Task statement »
Each line from the one that contains "Output a JSON" to the end of the material must be quoted exactly; include both end lines and nothing else.

+ + + + +

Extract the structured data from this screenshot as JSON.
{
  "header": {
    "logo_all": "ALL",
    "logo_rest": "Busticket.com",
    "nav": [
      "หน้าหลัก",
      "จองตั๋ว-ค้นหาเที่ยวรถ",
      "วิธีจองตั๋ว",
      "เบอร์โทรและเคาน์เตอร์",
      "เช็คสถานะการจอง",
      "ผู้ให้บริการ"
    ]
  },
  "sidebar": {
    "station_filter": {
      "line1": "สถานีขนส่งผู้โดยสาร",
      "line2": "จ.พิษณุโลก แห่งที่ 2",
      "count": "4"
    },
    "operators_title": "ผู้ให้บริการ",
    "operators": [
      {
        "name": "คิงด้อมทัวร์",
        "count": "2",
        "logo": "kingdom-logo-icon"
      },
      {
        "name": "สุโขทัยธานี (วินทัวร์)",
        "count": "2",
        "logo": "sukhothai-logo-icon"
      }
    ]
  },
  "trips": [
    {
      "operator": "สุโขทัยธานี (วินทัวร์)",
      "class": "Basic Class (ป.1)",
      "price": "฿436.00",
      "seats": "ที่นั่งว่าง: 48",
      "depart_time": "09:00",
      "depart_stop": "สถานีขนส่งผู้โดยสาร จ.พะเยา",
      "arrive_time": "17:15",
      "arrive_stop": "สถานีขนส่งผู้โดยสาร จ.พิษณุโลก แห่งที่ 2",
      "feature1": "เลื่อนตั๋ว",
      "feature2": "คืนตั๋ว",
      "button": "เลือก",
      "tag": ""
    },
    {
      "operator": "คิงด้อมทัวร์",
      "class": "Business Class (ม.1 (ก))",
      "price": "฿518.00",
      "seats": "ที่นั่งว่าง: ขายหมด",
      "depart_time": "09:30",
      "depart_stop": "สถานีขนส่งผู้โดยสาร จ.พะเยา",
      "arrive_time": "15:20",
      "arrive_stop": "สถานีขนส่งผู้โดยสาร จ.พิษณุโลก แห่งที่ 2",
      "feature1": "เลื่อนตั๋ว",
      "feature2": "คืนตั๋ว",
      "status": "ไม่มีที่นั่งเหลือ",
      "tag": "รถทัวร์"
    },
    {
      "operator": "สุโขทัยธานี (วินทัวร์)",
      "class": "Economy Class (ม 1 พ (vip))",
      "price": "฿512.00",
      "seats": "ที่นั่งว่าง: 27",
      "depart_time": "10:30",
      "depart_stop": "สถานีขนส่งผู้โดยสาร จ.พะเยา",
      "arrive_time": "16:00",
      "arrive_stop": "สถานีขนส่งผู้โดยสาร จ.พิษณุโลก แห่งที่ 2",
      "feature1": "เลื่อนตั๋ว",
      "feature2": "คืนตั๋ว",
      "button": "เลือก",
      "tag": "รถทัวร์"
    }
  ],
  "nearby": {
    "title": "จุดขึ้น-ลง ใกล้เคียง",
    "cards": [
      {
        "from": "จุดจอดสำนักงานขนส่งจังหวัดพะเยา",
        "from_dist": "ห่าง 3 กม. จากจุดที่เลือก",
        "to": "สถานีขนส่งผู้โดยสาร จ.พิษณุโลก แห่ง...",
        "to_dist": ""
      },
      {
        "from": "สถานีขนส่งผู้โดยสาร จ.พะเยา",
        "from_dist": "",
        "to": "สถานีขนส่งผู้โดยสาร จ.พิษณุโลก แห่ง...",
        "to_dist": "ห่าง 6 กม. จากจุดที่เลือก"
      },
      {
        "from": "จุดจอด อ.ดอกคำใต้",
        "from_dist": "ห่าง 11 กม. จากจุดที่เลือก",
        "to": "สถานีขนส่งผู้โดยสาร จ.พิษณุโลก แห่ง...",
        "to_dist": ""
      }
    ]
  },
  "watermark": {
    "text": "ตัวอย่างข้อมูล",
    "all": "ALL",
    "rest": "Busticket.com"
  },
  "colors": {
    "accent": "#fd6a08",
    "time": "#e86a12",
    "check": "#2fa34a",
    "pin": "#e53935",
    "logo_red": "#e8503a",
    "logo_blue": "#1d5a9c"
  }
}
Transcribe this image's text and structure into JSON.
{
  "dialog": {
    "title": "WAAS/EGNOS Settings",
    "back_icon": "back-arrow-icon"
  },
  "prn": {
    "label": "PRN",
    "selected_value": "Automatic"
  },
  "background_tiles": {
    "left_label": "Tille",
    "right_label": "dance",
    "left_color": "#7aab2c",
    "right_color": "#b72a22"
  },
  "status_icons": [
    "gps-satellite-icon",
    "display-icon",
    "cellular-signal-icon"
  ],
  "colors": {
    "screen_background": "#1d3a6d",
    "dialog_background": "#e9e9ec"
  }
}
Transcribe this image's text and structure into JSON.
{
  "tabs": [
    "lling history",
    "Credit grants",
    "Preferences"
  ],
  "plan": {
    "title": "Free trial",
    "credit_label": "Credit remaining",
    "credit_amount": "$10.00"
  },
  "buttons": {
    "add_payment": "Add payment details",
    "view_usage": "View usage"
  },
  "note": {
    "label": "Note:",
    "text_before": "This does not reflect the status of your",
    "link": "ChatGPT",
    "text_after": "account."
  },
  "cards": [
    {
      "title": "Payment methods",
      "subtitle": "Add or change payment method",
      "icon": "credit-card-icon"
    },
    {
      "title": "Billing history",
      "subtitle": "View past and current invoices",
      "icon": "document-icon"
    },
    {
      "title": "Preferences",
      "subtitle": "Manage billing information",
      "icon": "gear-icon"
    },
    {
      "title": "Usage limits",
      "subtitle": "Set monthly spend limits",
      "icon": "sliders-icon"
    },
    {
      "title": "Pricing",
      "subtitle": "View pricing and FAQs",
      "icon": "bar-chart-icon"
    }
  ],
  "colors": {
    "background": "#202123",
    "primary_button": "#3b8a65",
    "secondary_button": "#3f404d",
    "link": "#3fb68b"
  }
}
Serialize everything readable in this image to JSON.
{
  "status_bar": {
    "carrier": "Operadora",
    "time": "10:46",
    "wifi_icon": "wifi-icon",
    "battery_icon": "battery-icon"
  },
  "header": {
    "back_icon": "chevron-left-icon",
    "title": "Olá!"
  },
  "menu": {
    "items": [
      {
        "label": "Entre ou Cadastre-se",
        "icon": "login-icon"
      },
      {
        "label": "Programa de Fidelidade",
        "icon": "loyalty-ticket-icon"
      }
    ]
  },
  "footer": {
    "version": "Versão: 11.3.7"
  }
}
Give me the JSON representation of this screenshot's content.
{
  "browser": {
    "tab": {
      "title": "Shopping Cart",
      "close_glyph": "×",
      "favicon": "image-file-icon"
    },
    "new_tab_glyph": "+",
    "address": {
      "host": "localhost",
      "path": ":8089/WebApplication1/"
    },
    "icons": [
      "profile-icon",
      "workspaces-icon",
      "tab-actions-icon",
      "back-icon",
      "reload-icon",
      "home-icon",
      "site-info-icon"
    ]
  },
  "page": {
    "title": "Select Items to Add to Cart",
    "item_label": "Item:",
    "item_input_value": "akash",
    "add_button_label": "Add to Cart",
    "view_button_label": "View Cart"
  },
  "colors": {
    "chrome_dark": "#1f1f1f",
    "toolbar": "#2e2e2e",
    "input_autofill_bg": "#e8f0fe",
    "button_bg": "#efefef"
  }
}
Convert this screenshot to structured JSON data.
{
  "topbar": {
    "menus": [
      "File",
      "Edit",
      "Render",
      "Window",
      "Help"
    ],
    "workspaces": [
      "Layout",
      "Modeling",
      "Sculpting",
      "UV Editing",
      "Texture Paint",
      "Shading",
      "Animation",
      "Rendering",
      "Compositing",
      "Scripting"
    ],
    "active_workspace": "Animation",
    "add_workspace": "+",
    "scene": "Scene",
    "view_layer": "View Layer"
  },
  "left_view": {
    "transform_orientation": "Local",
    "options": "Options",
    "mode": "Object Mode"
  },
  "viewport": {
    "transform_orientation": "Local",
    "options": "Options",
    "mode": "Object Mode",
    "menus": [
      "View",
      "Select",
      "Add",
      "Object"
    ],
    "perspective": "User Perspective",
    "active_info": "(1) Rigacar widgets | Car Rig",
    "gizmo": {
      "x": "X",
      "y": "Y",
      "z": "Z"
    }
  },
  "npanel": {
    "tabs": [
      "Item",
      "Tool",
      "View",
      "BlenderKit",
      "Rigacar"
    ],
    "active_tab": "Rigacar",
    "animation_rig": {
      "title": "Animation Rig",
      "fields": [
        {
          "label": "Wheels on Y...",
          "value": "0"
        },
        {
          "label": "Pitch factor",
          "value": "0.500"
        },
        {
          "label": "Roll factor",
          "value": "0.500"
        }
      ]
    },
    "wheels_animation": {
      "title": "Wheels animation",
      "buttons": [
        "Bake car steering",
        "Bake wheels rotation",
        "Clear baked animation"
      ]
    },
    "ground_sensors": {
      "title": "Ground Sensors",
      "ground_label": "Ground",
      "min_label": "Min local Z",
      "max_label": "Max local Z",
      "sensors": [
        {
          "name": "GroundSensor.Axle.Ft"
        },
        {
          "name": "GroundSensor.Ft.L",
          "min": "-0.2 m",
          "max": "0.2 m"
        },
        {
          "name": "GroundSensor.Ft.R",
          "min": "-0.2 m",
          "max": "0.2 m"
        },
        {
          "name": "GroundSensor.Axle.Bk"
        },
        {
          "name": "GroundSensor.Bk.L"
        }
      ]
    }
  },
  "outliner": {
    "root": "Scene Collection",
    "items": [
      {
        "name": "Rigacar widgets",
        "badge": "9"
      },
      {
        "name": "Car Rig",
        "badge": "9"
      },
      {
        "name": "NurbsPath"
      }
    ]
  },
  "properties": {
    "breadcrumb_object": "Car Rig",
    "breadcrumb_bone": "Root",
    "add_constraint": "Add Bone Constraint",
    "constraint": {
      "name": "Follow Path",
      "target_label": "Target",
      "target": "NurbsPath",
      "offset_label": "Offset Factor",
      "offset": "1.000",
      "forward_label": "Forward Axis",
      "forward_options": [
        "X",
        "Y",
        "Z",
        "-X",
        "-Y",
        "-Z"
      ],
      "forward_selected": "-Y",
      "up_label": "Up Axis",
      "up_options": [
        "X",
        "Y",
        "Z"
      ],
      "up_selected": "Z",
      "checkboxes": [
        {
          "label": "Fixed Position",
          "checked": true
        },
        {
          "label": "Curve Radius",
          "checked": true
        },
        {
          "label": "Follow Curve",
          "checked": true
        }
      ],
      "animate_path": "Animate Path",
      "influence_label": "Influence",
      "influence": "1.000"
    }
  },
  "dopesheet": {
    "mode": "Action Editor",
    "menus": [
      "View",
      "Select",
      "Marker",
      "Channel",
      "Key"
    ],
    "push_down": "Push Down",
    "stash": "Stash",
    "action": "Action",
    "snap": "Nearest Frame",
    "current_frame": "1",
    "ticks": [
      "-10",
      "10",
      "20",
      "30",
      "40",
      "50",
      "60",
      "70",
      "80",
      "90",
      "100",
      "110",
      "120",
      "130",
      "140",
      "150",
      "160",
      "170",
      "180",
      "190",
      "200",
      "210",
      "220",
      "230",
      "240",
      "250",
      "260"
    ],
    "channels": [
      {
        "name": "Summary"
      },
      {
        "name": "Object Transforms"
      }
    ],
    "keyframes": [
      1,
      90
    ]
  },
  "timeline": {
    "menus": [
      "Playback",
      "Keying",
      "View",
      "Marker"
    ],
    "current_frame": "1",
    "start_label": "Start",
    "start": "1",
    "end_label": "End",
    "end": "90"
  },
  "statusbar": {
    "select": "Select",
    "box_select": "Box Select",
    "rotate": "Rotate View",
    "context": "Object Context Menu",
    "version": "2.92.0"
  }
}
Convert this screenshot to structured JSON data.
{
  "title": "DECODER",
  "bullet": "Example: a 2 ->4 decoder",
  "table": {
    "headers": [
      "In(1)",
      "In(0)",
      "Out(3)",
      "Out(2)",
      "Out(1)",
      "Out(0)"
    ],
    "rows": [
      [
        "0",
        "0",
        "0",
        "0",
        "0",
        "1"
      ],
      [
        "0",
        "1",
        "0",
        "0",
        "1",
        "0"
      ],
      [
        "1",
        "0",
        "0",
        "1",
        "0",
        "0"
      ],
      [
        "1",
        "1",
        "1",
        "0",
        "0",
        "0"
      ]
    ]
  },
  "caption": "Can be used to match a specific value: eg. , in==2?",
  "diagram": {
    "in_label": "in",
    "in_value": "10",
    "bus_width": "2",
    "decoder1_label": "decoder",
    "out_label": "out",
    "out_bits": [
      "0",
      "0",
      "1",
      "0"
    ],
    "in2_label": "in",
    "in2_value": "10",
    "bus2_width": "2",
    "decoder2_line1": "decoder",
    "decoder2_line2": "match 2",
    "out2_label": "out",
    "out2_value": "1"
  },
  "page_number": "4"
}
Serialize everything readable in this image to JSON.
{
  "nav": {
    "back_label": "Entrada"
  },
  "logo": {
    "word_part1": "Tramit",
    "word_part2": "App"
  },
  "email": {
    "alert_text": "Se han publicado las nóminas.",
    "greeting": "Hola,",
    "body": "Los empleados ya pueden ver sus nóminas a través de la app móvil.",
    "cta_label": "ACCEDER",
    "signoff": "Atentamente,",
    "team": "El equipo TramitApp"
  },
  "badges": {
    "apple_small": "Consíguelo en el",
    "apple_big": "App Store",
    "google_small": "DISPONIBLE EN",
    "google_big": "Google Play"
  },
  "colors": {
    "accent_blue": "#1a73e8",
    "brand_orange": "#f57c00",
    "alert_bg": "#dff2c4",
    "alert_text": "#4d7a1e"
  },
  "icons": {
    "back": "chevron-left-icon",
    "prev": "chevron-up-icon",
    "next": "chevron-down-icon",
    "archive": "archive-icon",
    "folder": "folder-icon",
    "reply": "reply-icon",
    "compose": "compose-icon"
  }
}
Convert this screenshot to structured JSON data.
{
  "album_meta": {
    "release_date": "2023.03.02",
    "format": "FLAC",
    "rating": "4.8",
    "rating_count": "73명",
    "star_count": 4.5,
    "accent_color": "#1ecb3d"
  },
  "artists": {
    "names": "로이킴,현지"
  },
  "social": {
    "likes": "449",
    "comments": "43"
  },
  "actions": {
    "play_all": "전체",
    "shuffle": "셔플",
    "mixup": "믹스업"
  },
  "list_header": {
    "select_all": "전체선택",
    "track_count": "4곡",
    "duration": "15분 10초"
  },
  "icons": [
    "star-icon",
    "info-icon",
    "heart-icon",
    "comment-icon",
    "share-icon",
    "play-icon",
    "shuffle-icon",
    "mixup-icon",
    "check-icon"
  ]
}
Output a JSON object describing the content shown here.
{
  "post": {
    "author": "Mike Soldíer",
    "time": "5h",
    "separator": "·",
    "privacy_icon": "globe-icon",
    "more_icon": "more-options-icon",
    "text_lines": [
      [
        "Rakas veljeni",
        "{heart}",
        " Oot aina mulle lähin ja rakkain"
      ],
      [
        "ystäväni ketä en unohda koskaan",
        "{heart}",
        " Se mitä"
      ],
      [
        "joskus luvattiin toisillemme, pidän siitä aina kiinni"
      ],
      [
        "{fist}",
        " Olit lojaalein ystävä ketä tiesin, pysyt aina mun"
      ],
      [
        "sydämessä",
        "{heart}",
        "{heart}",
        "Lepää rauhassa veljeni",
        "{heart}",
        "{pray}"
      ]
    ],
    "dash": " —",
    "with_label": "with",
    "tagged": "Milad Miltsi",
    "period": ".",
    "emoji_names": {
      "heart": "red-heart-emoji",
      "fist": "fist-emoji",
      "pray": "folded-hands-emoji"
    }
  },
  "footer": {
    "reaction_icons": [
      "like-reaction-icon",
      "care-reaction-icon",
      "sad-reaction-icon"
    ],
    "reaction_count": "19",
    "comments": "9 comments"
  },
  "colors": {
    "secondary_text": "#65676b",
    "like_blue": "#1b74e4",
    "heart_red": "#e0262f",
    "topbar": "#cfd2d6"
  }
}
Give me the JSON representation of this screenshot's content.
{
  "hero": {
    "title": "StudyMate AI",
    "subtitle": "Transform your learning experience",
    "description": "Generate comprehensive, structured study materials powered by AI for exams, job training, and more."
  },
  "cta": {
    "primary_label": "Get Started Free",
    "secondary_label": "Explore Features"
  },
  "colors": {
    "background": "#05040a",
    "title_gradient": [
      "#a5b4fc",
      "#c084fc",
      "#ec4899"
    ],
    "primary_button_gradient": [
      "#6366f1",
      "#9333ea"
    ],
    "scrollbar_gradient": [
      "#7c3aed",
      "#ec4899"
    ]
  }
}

+ + + + +

Expected output »
Output a JSON object describing the content shown here.
{
  "post": {
    "author": "Mike Soldíer",
    "time": "5h",
    "separator": "·",
    "privacy_icon": "globe-icon",
    "more_icon": "more-options-icon",
    "text_lines": [
      [
        "Rakas veljeni",
        "{heart}",
        " Oot aina mulle lähin ja rakkain"
      ],
      [
        "ystäväni ketä en unohda koskaan",
        "{heart}",
        " Se mitä"
      ],
      [
        "joskus luvattiin toisillemme, pidän siitä aina kiinni"
      ],
      [
        "{fist}",
        " Olit lojaalein ystävä ketä tiesin, pysyt aina mun"
      ],
      [
        "sydämessä",
        "{heart}",
        "{heart}",
        "Lepää rauhassa veljeni",
        "{heart}",
        "{pray}"
      ]
    ],
    "dash": " —",
    "with_label": "with",
    "tagged": "Milad Miltsi",
    "period": ".",
    "emoji_names": {
      "heart": "red-heart-emoji",
      "fist": "fist-emoji",
      "pray": "folded-hands-emoji"
    }
  },
  "footer": {
    "reaction_icons": [
      "like-reaction-icon",
      "care-reaction-icon",
      "sad-reaction-icon"
    ],
    "reaction_count": "19",
    "comments": "9 comments"
  },
  "colors": {
    "secondary_text": "#65676b",
    "like_blue": "#1b74e4",
    "heart_red": "#e0262f",
    "topbar": "#cfd2d6"
  }
}
Give me the JSON representation of this screenshot's content.
{
  "hero": {
    "title": "StudyMate AI",
    "subtitle": "Transform your learning experience",
    "description": "Generate comprehensive, structured study materials powered by AI for exams, job training, and more."
  },
  "cta": {
    "primary_label": "Get Started Free",
    "secondary_label": "Explore Features"
  },
  "colors": {
    "background": "#05040a",
    "title_gradient": [
      "#a5b4fc",
      "#c084fc",
      "#ec4899"
    ],
    "primary_button_gradient": [
      "#6366f1",
      "#9333ea"
    ],
    "scrollbar_gradient": [
      "#7c3aed",
      "#ec4899"
    ]
  }
}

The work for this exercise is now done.